### AVAILABLE RECORDS
---+---

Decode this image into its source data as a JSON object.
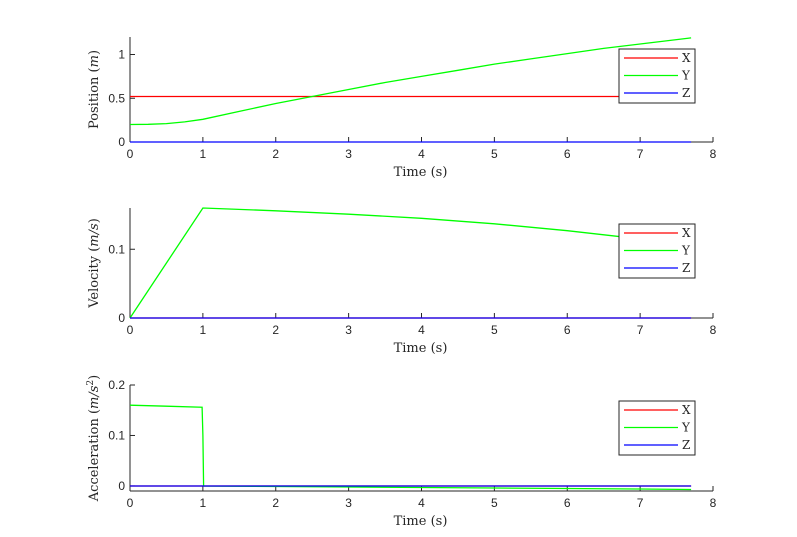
{
  "chart_data": [
    {
      "type": "line",
      "xlabel": "Time (s)",
      "ylabel": "Position (m)",
      "ylabel_plain": "Position (",
      "ylabel_italic": "m",
      "ylabel_close": ")",
      "xlim": [
        0,
        8
      ],
      "ylim": [
        0,
        1.2
      ],
      "xticks": [
        "0",
        "1",
        "2",
        "3",
        "4",
        "5",
        "6",
        "7",
        "8"
      ],
      "yticks": [
        {
          "v": 0,
          "label": "0"
        },
        {
          "v": 0.5,
          "label": "0.5"
        },
        {
          "v": 1,
          "label": "1"
        }
      ],
      "grid": false,
      "legend_position": "top-right",
      "series": [
        {
          "name": "X",
          "color": "#ff0000",
          "x": [
            0,
            7.7
          ],
          "y": [
            0.52,
            0.52
          ]
        },
        {
          "name": "Y",
          "color": "#00ff00",
          "x": [
            0,
            0.25,
            0.5,
            0.75,
            1,
            1.5,
            2,
            2.5,
            3,
            3.5,
            4,
            4.5,
            5,
            5.5,
            6,
            6.5,
            7,
            7.5,
            7.7
          ],
          "y": [
            0.2,
            0.202,
            0.21,
            0.23,
            0.26,
            0.35,
            0.44,
            0.52,
            0.6,
            0.68,
            0.75,
            0.82,
            0.89,
            0.95,
            1.01,
            1.07,
            1.12,
            1.17,
            1.19
          ]
        },
        {
          "name": "Z",
          "color": "#0000ff",
          "x": [
            0,
            7.7
          ],
          "y": [
            0,
            0
          ]
        }
      ]
    },
    {
      "type": "line",
      "xlabel": "Time (s)",
      "ylabel": "Velocity (m/s)",
      "ylabel_plain": "Velocity (",
      "ylabel_italic": "m/s",
      "ylabel_close": ")",
      "xlim": [
        0,
        8
      ],
      "ylim": [
        0,
        0.16
      ],
      "xticks": [
        "0",
        "1",
        "2",
        "3",
        "4",
        "5",
        "6",
        "7",
        "8"
      ],
      "yticks": [
        {
          "v": 0,
          "label": "0"
        },
        {
          "v": 0.1,
          "label": "0.1"
        }
      ],
      "grid": false,
      "legend_position": "top-right",
      "series": [
        {
          "name": "X",
          "color": "#ff0000",
          "x": [
            0,
            7.7
          ],
          "y": [
            0,
            0
          ]
        },
        {
          "name": "Y",
          "color": "#00ff00",
          "x": [
            0,
            1,
            2,
            3,
            4,
            5,
            6,
            7,
            7.7
          ],
          "y": [
            0,
            0.16,
            0.156,
            0.151,
            0.145,
            0.137,
            0.127,
            0.115,
            0.105
          ]
        },
        {
          "name": "Z",
          "color": "#0000ff",
          "x": [
            0,
            7.7
          ],
          "y": [
            0,
            0
          ]
        }
      ]
    },
    {
      "type": "line",
      "xlabel": "Time (s)",
      "ylabel": "Acceleration (m/s²)",
      "ylabel_plain": "Acceleration (",
      "ylabel_italic": "m/s",
      "ylabel_sup": "2",
      "ylabel_close": ")",
      "xlim": [
        0,
        8
      ],
      "ylim": [
        -0.01,
        0.2
      ],
      "xticks": [
        "0",
        "1",
        "2",
        "3",
        "4",
        "5",
        "6",
        "7",
        "8"
      ],
      "yticks": [
        {
          "v": 0,
          "label": "0"
        },
        {
          "v": 0.1,
          "label": "0.1"
        },
        {
          "v": 0.2,
          "label": "0.2"
        }
      ],
      "grid": false,
      "legend_position": "top-right",
      "series": [
        {
          "name": "X",
          "color": "#ff0000",
          "x": [
            0,
            7.7
          ],
          "y": [
            0,
            0
          ]
        },
        {
          "name": "Y",
          "color": "#00ff00",
          "x": [
            0,
            0.5,
            0.99,
            1.0,
            1.01,
            2,
            3,
            4,
            5,
            6,
            7,
            7.7
          ],
          "y": [
            0.16,
            0.158,
            0.156,
            0.1,
            0,
            -0.001,
            -0.002,
            -0.003,
            -0.004,
            -0.005,
            -0.006,
            -0.007
          ]
        },
        {
          "name": "Z",
          "color": "#0000ff",
          "x": [
            0,
            7.7
          ],
          "y": [
            0,
            0
          ]
        }
      ]
    }
  ]
}
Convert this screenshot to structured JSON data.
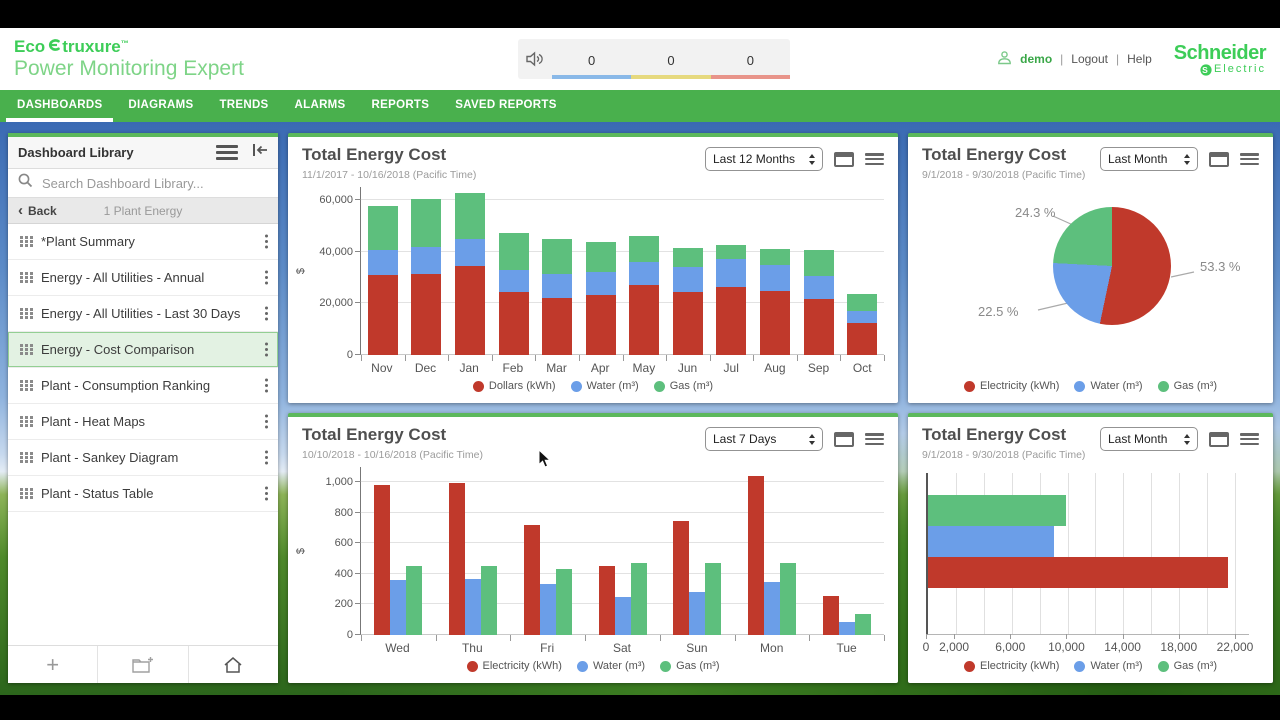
{
  "colors": {
    "brand_green": "#3dcd58",
    "nav_green": "#49b04d",
    "panel_accent_green": "#5cb85c",
    "selected_item_green": "#e3f2e3",
    "series_red": "#c0392b",
    "series_blue": "#6b9ee8",
    "series_green": "#5dbf7d",
    "alarm_strip_blue": "#8ab9e8",
    "alarm_strip_yellow": "#e6d97e",
    "alarm_strip_red": "#e8948a"
  },
  "header": {
    "eco": "Eco",
    "struxure": "truxure",
    "tm": "™",
    "product": "Power Monitoring Expert",
    "alarm_counts": [
      "0",
      "0",
      "0"
    ],
    "user": "demo",
    "logout": "Logout",
    "help": "Help",
    "brand1": "Schneider",
    "brand2": "Electric"
  },
  "nav": {
    "tabs": [
      {
        "label": "DASHBOARDS",
        "active": true
      },
      {
        "label": "DIAGRAMS",
        "active": false
      },
      {
        "label": "TRENDS",
        "active": false
      },
      {
        "label": "ALARMS",
        "active": false
      },
      {
        "label": "REPORTS",
        "active": false
      },
      {
        "label": "SAVED REPORTS",
        "active": false
      }
    ]
  },
  "sidebar": {
    "title": "Dashboard Library",
    "search_placeholder": "Search Dashboard Library...",
    "back_label": "Back",
    "back_chevron": "‹",
    "breadcrumb": "1 Plant Energy",
    "items": [
      {
        "label": "*Plant Summary",
        "selected": false
      },
      {
        "label": "Energy - All Utilities - Annual",
        "selected": false
      },
      {
        "label": "Energy - All Utilities - Last 30 Days",
        "selected": false
      },
      {
        "label": "Energy - Cost Comparison",
        "selected": true
      },
      {
        "label": "Plant - Consumption Ranking",
        "selected": false
      },
      {
        "label": "Plant - Heat Maps",
        "selected": false
      },
      {
        "label": "Plant - Sankey Diagram",
        "selected": false
      },
      {
        "label": "Plant - Status Table",
        "selected": false
      }
    ],
    "toolbar": [
      "add-dashboard",
      "add-folder",
      "home"
    ]
  },
  "chart_data": [
    {
      "type": "bar",
      "variant": "stacked",
      "title": "Total Energy Cost",
      "subtitle": "11/1/2017 - 10/16/2018 (Pacific Time)",
      "range": "Last 12 Months",
      "ylabel": "$",
      "ylim": [
        0,
        65000
      ],
      "yticks": [
        {
          "v": 0,
          "label": "0"
        },
        {
          "v": 20000,
          "label": "20,000"
        },
        {
          "v": 40000,
          "label": "40,000"
        },
        {
          "v": 60000,
          "label": "60,000"
        }
      ],
      "categories": [
        "Nov",
        "Dec",
        "Jan",
        "Feb",
        "Mar",
        "Apr",
        "May",
        "Jun",
        "Jul",
        "Aug",
        "Sep",
        "Oct"
      ],
      "series": [
        {
          "name": "Dollars (kWh)",
          "color": "#c0392b",
          "values": [
            31000,
            31200,
            34500,
            24300,
            22200,
            23300,
            27000,
            24200,
            26300,
            24700,
            21500,
            12500
          ]
        },
        {
          "name": "Water (m³)",
          "color": "#6b9ee8",
          "values": [
            9500,
            10600,
            10200,
            8700,
            9000,
            9000,
            9000,
            10000,
            10700,
            10300,
            9200,
            4700
          ]
        },
        {
          "name": "Gas (m³)",
          "color": "#5dbf7d",
          "values": [
            17000,
            18400,
            17800,
            14200,
            13800,
            11500,
            10000,
            7100,
            5500,
            6000,
            9800,
            6600
          ]
        }
      ]
    },
    {
      "type": "pie",
      "title": "Total Energy Cost",
      "subtitle": "9/1/2018 - 9/30/2018 (Pacific Time)",
      "range": "Last Month",
      "slices": [
        {
          "name": "Electricity (kWh)",
          "color": "#c0392b",
          "pct": 53.3,
          "label": "53.3 %"
        },
        {
          "name": "Water (m³)",
          "color": "#6b9ee8",
          "pct": 22.5,
          "label": "22.5 %"
        },
        {
          "name": "Gas (m³)",
          "color": "#5dbf7d",
          "pct": 24.3,
          "label": "24.3 %"
        }
      ]
    },
    {
      "type": "bar",
      "variant": "grouped",
      "title": "Total Energy Cost",
      "subtitle": "10/10/2018 - 10/16/2018 (Pacific Time)",
      "range": "Last 7 Days",
      "ylabel": "$",
      "ylim": [
        0,
        1100
      ],
      "yticks": [
        {
          "v": 0,
          "label": "0"
        },
        {
          "v": 200,
          "label": "200"
        },
        {
          "v": 400,
          "label": "400"
        },
        {
          "v": 600,
          "label": "600"
        },
        {
          "v": 800,
          "label": "800"
        },
        {
          "v": 1000,
          "label": "1,000"
        }
      ],
      "categories": [
        "Wed",
        "Thu",
        "Fri",
        "Sat",
        "Sun",
        "Mon",
        "Tue"
      ],
      "series": [
        {
          "name": "Electricity (kWh)",
          "color": "#c0392b",
          "values": [
            980,
            995,
            720,
            455,
            745,
            1040,
            255
          ]
        },
        {
          "name": "Water (m³)",
          "color": "#6b9ee8",
          "values": [
            360,
            370,
            335,
            250,
            280,
            345,
            85
          ]
        },
        {
          "name": "Gas (m³)",
          "color": "#5dbf7d",
          "values": [
            450,
            450,
            430,
            470,
            470,
            470,
            140
          ]
        }
      ]
    },
    {
      "type": "bar",
      "variant": "horizontal",
      "title": "Total Energy Cost",
      "subtitle": "9/1/2018 - 9/30/2018 (Pacific Time)",
      "range": "Last Month",
      "xlim": [
        0,
        23000
      ],
      "grid_step": 2000,
      "xticks": [
        {
          "v": 0,
          "label": "0"
        },
        {
          "v": 2000,
          "label": "2,000"
        },
        {
          "v": 6000,
          "label": "6,000"
        },
        {
          "v": 10000,
          "label": "10,000"
        },
        {
          "v": 14000,
          "label": "14,000"
        },
        {
          "v": 18000,
          "label": "18,000"
        },
        {
          "v": 22000,
          "label": "22,000"
        }
      ],
      "bars": [
        {
          "name": "Gas (m³)",
          "color": "#5dbf7d",
          "value": 9900
        },
        {
          "name": "Water (m³)",
          "color": "#6b9ee8",
          "value": 9050
        },
        {
          "name": "Electricity (kWh)",
          "color": "#c0392b",
          "value": 21500
        }
      ],
      "legend": [
        {
          "name": "Electricity (kWh)",
          "color": "#c0392b"
        },
        {
          "name": "Water (m³)",
          "color": "#6b9ee8"
        },
        {
          "name": "Gas (m³)",
          "color": "#5dbf7d"
        }
      ]
    }
  ]
}
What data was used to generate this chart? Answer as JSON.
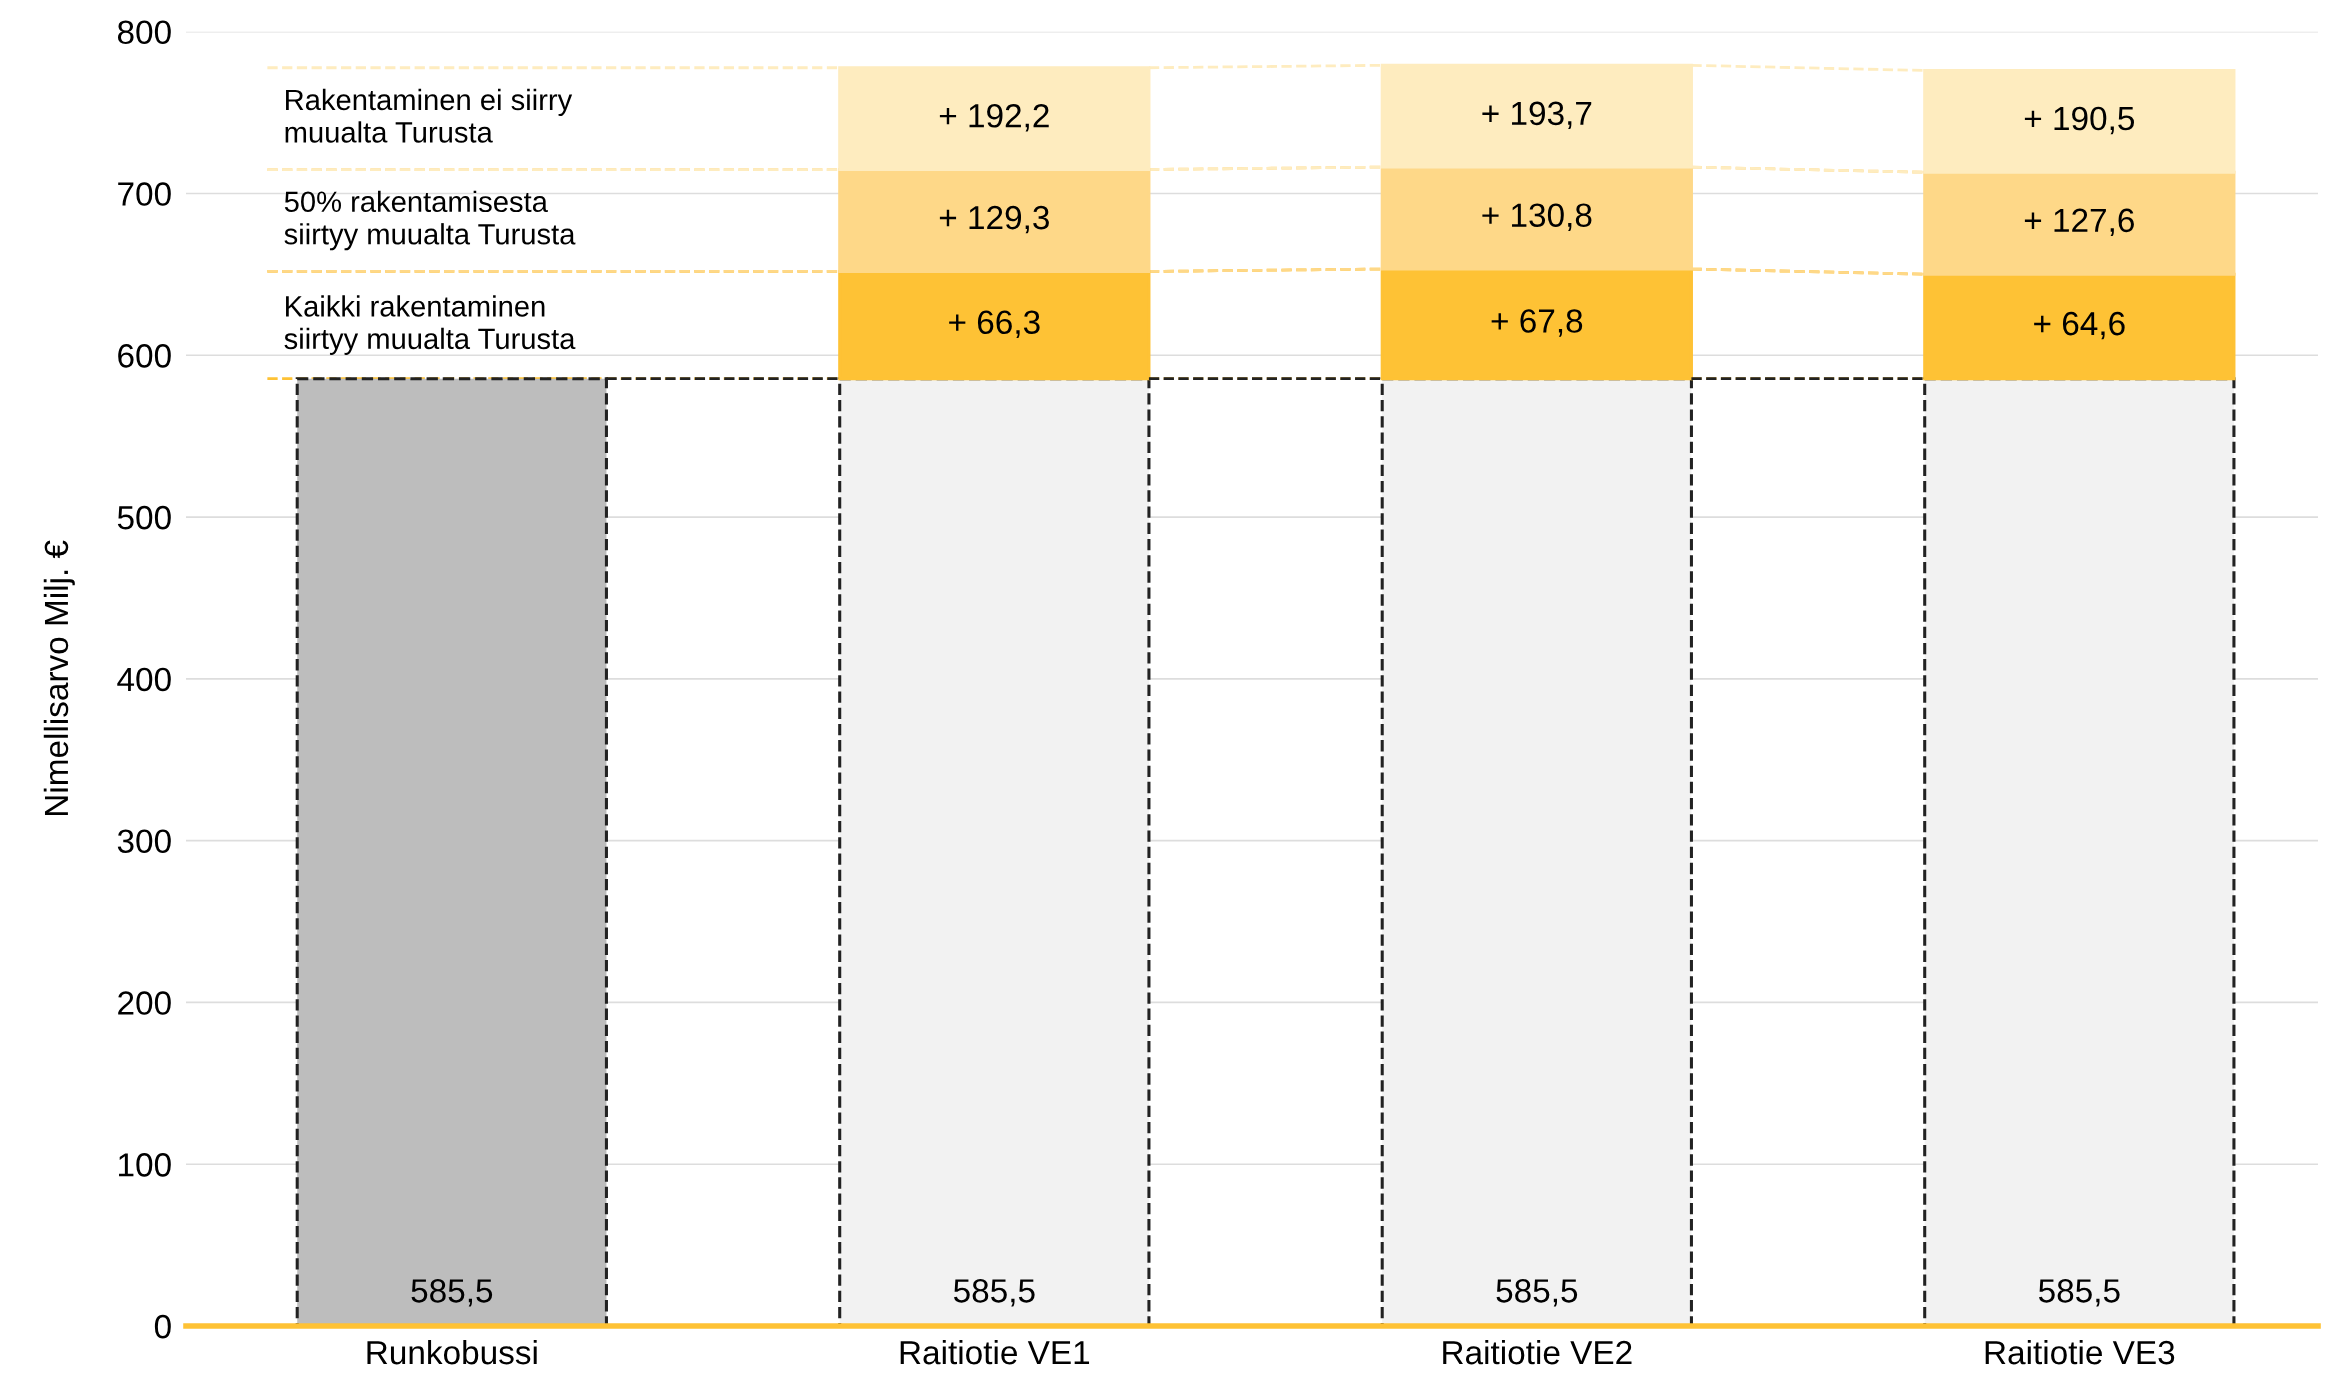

---+---

### YOUR INSTRUCTIONS
Each line in the listing above that contains "JSON" should be copied.

### RESPONSE
Decode this image into its source data as a JSON object.
Convert this screenshot to structured JSON data.
What data was used to generate this chart? Answer as JSON.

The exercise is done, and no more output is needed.